Do this: Going through the material below, please gather all lines with the word "JSON" in them.

Supplied records:
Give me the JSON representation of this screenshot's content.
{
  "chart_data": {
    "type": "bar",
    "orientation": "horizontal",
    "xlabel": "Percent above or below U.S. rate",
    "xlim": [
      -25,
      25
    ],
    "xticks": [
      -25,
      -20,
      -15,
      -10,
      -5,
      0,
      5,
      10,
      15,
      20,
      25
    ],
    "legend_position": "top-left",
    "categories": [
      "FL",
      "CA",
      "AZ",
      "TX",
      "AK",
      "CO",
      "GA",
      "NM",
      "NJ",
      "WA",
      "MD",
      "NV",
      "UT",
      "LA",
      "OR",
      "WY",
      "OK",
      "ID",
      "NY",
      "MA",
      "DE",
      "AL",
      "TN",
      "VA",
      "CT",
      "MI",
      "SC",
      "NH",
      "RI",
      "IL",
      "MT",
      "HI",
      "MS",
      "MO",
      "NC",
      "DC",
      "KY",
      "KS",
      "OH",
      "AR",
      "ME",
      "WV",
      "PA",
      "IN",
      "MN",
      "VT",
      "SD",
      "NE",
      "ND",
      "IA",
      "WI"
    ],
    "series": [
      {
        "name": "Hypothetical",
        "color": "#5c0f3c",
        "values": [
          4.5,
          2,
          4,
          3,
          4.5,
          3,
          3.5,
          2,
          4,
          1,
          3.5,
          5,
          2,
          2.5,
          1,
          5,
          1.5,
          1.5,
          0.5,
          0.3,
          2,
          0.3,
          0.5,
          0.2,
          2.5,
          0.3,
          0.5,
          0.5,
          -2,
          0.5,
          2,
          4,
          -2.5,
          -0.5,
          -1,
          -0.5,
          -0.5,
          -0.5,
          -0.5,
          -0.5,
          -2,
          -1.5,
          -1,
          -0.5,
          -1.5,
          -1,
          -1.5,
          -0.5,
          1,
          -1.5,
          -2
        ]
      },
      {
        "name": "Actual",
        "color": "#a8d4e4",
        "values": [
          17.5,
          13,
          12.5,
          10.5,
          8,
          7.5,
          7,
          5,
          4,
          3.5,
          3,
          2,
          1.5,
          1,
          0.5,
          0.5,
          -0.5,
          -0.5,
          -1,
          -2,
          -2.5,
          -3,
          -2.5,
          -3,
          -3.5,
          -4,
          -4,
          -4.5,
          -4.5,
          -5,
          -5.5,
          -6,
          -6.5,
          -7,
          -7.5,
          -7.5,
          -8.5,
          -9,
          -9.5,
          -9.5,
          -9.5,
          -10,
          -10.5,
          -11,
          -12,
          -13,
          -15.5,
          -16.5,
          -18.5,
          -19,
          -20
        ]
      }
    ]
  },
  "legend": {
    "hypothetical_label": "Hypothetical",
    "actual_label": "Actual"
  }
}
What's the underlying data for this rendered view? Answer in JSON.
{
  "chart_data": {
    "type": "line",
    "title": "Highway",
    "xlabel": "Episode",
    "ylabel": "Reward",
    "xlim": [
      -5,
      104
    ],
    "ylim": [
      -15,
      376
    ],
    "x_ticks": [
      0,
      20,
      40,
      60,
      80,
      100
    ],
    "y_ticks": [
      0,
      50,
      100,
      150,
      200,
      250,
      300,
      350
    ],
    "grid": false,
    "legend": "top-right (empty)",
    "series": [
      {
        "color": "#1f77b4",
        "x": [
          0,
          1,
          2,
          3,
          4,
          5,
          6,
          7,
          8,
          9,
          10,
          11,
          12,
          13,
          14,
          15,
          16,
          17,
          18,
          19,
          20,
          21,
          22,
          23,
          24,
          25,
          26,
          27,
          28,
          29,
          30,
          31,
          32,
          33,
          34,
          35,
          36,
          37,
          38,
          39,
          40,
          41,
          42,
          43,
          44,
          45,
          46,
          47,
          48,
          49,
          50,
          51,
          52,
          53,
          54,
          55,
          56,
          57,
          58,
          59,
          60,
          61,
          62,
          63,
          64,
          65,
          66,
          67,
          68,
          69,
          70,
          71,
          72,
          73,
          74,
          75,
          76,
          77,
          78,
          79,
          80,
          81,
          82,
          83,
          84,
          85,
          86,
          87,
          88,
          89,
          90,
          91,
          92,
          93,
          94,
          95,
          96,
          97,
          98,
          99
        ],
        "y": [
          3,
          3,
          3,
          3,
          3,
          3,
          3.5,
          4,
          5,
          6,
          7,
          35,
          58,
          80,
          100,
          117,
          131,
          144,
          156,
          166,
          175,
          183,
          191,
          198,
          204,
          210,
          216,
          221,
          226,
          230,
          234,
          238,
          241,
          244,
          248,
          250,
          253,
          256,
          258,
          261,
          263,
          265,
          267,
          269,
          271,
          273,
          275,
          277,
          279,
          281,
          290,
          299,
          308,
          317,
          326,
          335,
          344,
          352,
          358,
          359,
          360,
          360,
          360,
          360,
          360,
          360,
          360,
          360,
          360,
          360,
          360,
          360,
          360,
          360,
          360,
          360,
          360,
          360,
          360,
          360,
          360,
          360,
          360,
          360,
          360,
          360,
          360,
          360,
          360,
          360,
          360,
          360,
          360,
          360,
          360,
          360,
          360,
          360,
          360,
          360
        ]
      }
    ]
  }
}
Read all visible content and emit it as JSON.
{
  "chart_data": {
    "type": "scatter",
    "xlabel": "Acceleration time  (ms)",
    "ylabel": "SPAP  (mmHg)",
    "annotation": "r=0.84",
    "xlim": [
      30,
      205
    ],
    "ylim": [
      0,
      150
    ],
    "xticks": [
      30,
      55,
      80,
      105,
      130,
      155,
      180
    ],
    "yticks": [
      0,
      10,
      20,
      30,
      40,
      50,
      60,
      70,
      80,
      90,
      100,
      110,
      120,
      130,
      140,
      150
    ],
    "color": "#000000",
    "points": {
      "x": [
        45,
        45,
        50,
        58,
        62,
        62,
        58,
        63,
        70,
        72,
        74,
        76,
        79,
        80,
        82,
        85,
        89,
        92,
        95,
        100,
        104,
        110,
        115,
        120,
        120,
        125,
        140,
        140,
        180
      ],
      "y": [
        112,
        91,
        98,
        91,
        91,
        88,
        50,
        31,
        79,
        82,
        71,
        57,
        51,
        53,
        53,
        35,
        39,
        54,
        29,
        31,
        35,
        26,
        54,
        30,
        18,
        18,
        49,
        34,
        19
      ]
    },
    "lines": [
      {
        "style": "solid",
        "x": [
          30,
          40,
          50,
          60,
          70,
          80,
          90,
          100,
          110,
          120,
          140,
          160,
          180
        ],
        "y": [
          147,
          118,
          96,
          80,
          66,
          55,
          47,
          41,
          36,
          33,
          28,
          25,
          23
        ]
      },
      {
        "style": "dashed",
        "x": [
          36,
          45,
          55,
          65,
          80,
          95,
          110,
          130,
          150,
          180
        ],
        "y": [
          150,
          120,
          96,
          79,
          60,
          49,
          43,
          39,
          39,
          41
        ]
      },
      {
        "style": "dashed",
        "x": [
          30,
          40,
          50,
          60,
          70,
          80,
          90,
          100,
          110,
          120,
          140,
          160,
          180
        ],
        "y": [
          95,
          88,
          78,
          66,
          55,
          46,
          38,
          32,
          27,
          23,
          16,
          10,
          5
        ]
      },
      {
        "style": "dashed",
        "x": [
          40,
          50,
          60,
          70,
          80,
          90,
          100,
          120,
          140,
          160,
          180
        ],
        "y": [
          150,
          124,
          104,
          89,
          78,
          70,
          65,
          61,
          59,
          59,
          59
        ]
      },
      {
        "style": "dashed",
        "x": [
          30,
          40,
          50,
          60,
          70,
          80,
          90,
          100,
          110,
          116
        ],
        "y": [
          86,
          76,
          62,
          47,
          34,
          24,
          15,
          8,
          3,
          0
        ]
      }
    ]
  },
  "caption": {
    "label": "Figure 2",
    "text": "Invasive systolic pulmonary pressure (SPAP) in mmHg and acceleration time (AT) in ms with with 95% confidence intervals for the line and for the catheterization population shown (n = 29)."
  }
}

Solution to this task:
Give me the JSON representation of this screenshot's content.
What's the underlying data for this rendered view? Answer in JSON.
Read all visible content and emit it as JSON.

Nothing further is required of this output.